GOAL: Reproduce the listing from its first line through the line containing "candle-body [25,407,29,413]", with both ends included, replacing every occurrence of "volume-bar" with "volume-column" and leaving everything else unchanged.
○ ○ ○ ○ ○
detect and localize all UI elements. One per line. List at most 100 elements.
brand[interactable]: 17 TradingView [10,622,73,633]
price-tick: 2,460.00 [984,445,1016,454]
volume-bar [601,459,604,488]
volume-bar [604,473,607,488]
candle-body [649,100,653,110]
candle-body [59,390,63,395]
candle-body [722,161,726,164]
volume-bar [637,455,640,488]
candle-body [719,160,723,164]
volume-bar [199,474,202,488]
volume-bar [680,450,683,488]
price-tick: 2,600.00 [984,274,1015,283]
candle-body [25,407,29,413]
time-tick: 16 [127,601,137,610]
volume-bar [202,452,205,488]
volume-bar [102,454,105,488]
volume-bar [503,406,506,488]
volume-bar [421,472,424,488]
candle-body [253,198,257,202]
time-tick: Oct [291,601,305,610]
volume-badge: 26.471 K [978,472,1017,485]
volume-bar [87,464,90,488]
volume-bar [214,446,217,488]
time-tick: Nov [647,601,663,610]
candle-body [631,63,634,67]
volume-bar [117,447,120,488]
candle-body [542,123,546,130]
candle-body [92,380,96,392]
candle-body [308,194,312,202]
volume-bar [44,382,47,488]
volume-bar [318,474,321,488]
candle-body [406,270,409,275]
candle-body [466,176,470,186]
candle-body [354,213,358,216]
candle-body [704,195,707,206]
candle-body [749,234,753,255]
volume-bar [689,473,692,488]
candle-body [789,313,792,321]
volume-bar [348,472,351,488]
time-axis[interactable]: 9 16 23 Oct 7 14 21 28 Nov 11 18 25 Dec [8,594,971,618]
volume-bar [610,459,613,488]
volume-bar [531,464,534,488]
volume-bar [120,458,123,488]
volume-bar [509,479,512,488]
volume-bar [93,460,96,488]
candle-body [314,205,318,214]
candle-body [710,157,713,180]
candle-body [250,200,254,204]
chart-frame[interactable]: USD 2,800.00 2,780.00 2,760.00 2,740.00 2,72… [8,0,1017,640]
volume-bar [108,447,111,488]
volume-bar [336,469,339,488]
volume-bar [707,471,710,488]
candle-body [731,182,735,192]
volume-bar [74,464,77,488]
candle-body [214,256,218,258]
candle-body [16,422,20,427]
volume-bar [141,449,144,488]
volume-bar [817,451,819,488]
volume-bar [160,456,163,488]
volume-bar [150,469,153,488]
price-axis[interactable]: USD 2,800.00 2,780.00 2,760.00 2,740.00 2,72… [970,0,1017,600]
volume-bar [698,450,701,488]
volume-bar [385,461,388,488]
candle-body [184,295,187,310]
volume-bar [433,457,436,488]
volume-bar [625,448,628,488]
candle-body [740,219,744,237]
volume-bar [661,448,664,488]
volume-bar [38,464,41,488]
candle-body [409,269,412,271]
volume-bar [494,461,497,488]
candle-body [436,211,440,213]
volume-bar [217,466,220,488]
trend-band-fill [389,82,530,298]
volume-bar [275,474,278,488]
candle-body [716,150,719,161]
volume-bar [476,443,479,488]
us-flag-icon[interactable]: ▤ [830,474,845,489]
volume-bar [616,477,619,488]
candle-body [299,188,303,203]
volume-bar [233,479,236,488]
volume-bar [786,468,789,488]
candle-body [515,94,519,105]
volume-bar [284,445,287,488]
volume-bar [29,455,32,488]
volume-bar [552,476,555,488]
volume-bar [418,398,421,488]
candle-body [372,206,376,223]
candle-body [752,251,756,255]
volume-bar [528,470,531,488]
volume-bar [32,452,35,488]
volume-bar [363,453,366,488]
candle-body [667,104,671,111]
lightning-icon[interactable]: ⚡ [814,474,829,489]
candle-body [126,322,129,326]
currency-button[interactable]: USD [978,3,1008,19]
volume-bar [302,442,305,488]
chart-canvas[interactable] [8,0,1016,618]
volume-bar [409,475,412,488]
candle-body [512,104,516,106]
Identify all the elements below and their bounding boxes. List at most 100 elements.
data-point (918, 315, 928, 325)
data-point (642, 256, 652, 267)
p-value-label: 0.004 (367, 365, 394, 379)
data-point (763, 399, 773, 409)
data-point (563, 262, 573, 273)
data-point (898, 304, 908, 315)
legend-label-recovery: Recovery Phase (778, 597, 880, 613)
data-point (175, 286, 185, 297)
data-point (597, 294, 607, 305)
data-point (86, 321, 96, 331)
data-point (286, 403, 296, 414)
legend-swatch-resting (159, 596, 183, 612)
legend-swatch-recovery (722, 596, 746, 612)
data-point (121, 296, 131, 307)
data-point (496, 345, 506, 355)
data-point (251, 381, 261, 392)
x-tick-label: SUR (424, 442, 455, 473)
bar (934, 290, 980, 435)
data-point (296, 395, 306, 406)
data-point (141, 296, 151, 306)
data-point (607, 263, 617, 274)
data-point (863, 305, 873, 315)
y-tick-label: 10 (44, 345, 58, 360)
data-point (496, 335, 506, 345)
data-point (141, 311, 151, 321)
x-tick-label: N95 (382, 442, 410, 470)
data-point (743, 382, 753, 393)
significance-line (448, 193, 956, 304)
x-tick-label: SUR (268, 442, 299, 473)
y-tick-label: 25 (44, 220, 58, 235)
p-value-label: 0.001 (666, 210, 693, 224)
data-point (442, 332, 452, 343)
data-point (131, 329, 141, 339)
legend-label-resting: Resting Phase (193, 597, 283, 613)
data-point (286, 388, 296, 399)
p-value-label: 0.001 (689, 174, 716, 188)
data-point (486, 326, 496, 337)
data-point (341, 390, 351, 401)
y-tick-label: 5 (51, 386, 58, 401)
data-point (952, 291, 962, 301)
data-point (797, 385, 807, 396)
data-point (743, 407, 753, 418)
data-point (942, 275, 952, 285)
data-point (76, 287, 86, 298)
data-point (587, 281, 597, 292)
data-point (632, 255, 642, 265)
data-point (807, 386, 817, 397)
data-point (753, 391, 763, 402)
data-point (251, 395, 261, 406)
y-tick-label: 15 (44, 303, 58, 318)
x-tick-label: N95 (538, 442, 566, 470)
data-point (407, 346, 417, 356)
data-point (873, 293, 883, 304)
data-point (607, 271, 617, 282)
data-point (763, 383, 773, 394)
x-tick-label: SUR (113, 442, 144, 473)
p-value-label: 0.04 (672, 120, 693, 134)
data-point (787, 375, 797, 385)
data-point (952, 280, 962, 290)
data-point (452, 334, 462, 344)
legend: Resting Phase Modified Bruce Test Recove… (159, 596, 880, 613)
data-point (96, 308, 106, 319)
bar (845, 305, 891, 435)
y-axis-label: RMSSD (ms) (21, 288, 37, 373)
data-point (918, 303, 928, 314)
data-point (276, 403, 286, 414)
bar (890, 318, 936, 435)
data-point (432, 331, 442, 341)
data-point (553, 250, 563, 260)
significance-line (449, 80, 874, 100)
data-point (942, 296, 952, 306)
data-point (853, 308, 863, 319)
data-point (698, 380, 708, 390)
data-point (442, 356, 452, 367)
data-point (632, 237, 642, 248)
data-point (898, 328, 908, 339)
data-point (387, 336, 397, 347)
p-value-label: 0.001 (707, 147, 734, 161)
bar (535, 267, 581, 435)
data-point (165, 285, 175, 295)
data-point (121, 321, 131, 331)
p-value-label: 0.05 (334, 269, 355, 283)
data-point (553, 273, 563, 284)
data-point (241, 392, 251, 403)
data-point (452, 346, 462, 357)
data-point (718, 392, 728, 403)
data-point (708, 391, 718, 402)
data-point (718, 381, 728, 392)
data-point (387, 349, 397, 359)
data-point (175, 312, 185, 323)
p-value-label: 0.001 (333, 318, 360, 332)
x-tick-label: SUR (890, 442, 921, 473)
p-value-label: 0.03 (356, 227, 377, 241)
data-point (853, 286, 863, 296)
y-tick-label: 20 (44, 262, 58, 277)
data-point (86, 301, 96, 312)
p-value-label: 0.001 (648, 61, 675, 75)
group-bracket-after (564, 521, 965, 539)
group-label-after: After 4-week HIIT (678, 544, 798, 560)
○ ○ ○ ○ ○
TASK OUTPUT:
detect and localize all UI elements. One per line. List at most 100 elements.
brand[interactable]: 17 TradingView [10,622,73,633]
price-tick: 2,460.00 [984,445,1016,454]
volume-column [601,459,604,488]
volume-column [604,473,607,488]
candle-body [649,100,653,110]
candle-body [59,390,63,395]
candle-body [722,161,726,164]
volume-column [637,455,640,488]
candle-body [719,160,723,164]
volume-column [199,474,202,488]
volume-column [680,450,683,488]
price-tick: 2,600.00 [984,274,1015,283]
candle-body [25,407,29,413]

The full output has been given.